**Extracted data**
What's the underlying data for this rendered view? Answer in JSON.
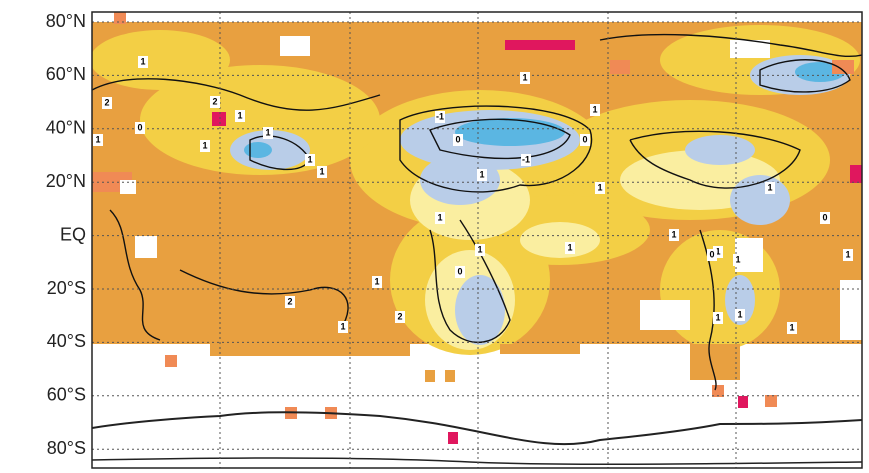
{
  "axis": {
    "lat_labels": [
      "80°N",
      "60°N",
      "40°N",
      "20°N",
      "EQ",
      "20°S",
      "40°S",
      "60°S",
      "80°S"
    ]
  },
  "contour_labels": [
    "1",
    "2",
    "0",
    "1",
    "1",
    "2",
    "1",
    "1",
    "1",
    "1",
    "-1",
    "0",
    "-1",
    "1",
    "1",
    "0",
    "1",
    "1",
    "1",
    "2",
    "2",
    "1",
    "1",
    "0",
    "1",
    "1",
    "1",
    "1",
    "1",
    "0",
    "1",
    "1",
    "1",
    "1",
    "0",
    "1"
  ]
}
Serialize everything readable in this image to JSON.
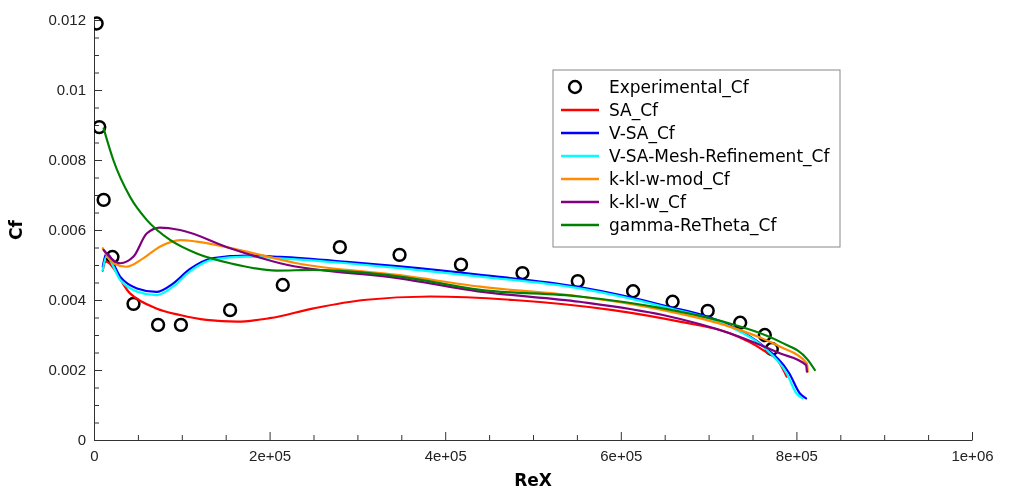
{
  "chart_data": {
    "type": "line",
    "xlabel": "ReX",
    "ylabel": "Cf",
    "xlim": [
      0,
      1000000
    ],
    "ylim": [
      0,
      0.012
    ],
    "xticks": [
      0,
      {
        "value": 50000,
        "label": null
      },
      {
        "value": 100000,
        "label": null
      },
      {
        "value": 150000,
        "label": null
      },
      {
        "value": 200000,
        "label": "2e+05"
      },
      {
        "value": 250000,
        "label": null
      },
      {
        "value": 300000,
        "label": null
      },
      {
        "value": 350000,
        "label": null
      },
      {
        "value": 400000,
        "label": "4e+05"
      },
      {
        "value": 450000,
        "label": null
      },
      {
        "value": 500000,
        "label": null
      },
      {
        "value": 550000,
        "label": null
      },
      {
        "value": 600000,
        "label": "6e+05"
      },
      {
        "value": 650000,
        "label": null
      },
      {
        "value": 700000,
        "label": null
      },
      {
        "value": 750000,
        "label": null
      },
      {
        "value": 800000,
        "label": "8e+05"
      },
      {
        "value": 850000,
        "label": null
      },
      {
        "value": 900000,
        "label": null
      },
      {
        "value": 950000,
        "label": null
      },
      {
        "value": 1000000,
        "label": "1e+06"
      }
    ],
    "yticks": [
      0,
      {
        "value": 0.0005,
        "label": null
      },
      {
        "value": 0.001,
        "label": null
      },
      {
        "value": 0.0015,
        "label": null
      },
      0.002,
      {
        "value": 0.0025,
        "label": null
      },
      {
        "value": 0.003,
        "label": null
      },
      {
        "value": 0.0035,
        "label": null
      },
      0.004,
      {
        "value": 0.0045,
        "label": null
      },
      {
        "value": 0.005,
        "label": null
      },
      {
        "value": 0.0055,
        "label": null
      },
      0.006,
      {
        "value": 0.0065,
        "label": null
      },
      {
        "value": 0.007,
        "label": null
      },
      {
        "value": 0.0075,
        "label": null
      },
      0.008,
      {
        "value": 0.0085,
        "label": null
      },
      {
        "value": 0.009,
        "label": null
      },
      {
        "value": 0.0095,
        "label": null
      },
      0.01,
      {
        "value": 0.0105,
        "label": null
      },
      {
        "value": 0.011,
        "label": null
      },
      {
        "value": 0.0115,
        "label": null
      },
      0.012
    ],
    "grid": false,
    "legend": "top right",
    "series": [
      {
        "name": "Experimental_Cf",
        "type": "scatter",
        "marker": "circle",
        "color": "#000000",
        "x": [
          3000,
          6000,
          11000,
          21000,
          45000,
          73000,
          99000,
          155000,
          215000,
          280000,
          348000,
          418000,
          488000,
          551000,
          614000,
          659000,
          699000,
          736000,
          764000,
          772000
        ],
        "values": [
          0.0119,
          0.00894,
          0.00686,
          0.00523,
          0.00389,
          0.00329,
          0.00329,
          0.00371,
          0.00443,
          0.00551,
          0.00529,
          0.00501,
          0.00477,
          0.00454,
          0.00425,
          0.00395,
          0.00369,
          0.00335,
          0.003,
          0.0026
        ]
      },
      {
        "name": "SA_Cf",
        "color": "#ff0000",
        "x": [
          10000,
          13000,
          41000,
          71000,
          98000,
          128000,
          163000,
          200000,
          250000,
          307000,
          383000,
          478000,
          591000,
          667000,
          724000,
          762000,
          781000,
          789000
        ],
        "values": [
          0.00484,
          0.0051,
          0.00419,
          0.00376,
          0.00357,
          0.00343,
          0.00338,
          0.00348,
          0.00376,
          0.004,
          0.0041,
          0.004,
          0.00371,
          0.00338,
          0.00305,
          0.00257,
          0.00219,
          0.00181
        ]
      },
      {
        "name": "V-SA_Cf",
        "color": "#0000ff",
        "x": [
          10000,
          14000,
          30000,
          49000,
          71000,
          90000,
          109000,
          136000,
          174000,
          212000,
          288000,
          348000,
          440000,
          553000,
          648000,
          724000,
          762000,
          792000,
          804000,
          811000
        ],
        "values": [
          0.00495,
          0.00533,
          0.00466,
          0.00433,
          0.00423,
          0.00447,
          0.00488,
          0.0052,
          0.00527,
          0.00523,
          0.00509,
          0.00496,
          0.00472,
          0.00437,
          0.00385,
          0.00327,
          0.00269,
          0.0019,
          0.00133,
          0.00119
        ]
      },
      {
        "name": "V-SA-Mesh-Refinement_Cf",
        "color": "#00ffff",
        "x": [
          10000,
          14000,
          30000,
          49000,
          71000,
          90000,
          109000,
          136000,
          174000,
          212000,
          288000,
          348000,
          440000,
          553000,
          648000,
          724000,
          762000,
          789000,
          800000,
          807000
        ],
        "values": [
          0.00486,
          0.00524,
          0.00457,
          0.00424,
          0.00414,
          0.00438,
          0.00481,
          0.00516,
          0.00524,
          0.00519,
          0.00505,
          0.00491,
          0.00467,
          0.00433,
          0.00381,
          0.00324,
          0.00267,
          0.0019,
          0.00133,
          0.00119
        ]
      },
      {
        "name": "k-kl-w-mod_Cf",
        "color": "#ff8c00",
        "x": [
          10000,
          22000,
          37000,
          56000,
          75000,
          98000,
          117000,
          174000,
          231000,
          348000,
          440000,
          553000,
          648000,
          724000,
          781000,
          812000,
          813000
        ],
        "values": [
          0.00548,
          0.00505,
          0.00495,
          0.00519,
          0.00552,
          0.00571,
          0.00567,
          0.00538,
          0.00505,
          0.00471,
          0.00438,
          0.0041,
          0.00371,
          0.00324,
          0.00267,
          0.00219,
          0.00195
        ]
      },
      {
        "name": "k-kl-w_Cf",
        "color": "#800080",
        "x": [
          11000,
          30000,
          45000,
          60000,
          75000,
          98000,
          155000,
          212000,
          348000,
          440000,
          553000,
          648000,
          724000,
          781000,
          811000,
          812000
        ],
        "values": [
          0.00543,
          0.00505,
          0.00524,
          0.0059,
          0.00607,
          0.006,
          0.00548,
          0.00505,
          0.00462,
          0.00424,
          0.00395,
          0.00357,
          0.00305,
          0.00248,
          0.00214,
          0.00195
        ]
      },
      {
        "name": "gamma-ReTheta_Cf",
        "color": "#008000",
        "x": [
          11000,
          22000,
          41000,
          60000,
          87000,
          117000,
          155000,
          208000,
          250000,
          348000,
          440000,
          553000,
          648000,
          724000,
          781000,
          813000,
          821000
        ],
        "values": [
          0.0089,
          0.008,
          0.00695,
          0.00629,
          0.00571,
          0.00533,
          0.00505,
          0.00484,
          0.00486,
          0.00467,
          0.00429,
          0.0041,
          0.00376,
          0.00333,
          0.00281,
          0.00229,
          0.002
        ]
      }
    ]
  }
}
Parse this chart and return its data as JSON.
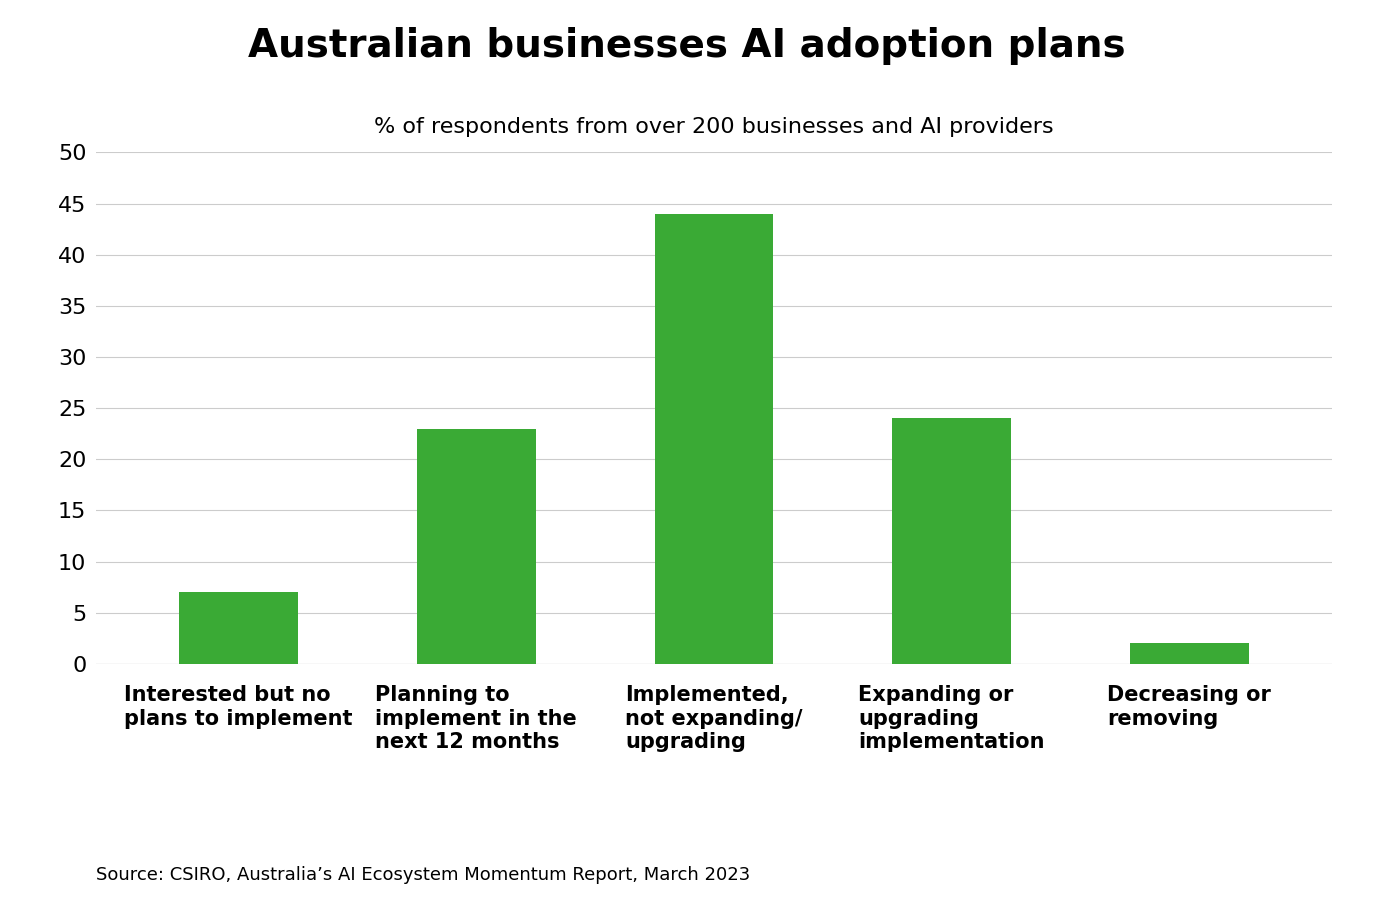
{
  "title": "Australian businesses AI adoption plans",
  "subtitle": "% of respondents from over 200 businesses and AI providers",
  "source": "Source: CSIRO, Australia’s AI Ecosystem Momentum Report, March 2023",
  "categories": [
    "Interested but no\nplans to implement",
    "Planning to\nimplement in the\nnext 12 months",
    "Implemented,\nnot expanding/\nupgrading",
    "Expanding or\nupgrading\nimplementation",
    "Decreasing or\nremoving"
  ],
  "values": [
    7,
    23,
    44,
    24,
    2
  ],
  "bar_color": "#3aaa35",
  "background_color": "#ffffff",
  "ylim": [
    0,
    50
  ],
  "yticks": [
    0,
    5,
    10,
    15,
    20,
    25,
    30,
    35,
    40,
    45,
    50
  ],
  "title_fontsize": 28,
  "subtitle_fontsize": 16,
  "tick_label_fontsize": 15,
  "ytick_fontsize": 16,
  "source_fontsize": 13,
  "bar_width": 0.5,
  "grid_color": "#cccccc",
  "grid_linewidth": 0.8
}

**What to do**
Find each line that has the word "JSON", then copy it out.

**Problem solution**
What's the underlying data for this rendered view? Answer in JSON.
Serialize everything readable in this image to JSON.
Parse this chart and return its data as JSON.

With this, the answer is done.